TASK DESCRIPTION:
In the records that follow, locate every line with "sinh" and extract it.

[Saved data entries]
:::::

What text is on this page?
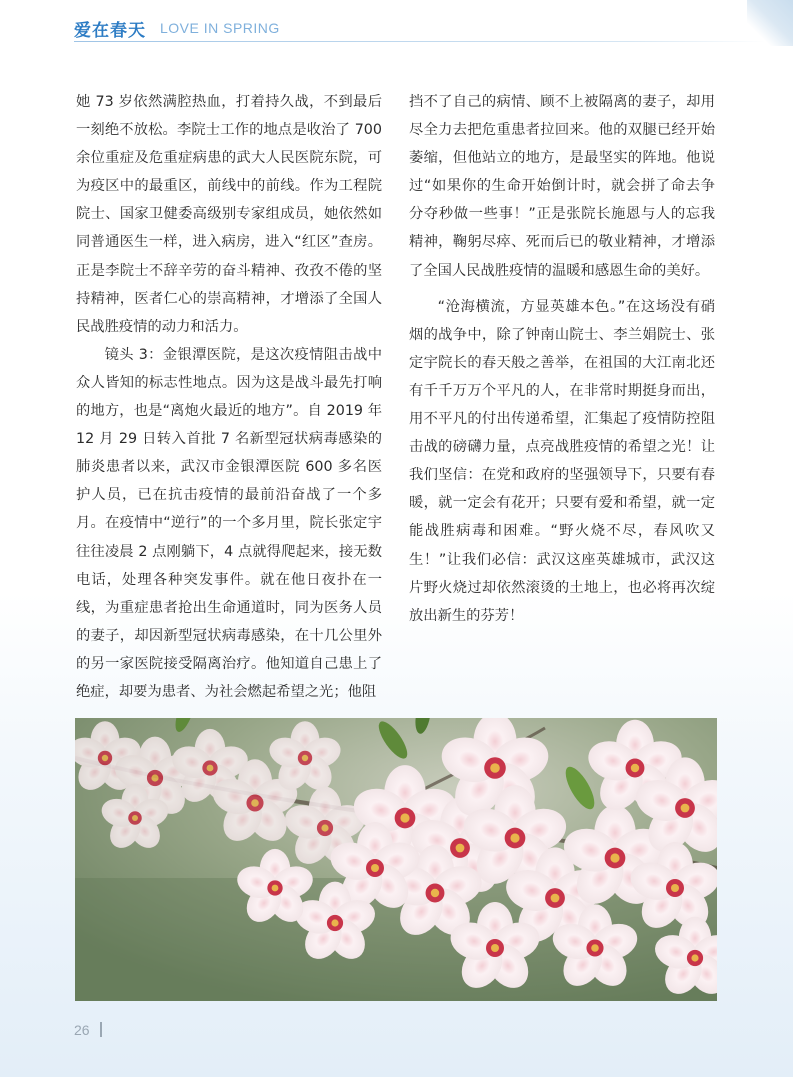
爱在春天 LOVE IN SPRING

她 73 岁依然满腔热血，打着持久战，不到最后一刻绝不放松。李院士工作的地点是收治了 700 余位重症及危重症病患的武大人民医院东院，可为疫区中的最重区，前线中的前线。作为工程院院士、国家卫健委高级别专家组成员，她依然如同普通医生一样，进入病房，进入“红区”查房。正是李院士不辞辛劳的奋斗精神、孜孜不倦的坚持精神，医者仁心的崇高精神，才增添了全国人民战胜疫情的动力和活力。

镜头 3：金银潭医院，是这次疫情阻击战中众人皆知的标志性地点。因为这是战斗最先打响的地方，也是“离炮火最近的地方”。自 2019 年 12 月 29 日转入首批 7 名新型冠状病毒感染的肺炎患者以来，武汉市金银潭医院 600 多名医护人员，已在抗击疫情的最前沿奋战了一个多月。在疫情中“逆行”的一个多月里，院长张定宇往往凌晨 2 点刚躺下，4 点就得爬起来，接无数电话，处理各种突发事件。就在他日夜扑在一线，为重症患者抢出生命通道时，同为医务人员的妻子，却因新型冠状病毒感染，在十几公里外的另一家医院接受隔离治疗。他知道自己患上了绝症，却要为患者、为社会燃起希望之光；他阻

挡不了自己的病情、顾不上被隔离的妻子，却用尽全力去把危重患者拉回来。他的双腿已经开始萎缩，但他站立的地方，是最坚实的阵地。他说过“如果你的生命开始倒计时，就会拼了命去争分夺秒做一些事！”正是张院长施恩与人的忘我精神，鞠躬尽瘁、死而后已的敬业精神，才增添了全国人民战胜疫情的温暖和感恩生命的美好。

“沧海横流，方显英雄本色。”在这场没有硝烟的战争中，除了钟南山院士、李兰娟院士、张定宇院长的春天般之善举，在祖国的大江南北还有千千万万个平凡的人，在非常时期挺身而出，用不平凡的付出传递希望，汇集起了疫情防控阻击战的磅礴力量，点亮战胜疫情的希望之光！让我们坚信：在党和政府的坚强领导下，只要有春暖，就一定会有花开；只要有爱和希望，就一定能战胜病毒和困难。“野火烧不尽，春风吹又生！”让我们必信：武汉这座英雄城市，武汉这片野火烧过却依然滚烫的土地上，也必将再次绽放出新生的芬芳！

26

:::::

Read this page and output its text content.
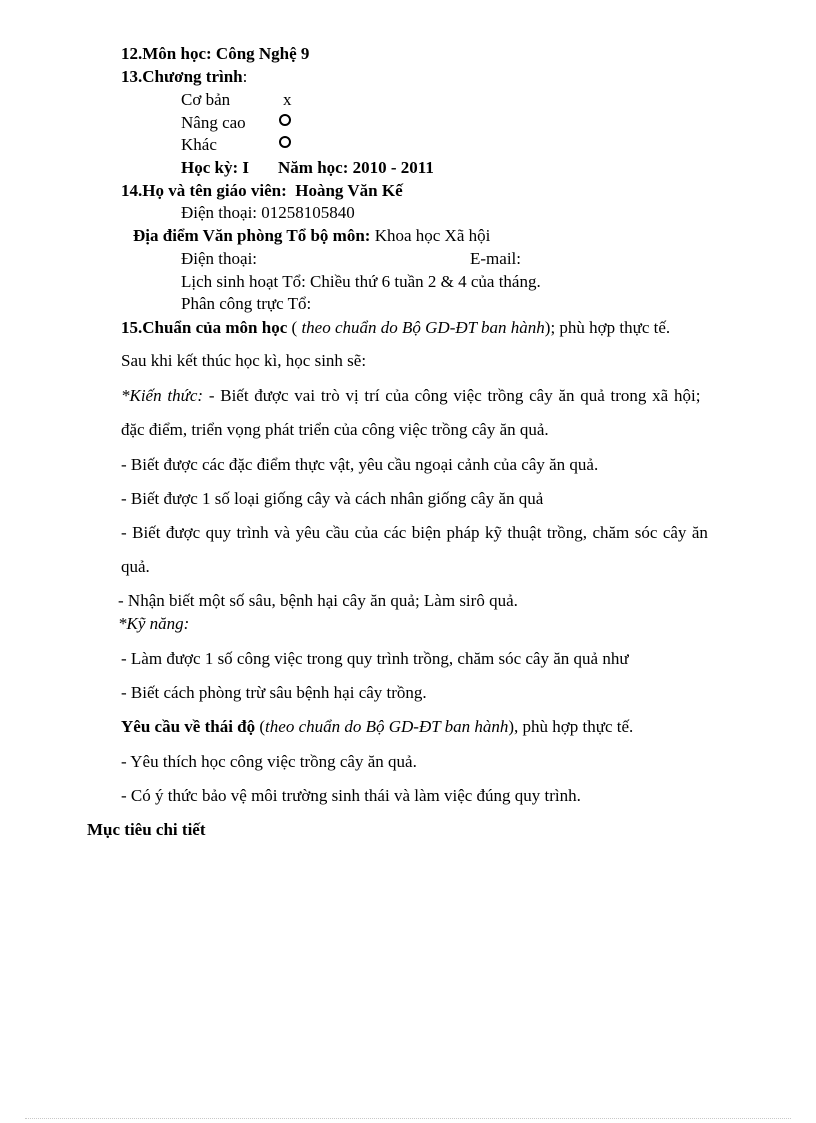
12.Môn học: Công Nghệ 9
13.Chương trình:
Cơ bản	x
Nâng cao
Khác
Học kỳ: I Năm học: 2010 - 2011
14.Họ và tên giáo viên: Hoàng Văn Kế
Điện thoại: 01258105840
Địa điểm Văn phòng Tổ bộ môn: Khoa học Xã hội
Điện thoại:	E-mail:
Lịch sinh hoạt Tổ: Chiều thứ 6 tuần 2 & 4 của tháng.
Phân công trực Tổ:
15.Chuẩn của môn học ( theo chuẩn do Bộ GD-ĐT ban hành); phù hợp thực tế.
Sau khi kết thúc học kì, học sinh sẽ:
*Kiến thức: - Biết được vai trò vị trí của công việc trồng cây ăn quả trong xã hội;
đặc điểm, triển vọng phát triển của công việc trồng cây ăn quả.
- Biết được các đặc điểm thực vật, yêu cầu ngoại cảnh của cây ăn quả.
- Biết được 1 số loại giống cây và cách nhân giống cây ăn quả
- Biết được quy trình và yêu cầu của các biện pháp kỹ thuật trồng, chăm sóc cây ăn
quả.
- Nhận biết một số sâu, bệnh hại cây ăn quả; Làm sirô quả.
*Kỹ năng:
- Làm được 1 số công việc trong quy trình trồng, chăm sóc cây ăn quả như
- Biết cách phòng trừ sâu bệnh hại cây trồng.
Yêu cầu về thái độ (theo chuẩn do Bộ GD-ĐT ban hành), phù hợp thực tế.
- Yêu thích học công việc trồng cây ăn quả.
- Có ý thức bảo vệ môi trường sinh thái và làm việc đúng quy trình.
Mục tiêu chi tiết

:::::

SOLUTION:
Lịch sinh hoạt Tổ: Chiều thứ 6 tuần 2 & 4 của tháng.
Sau khi kết thúc học kì, học sinh sẽ:
- Có ý thức bảo vệ môi trường sinh thái và làm việc đúng quy trình.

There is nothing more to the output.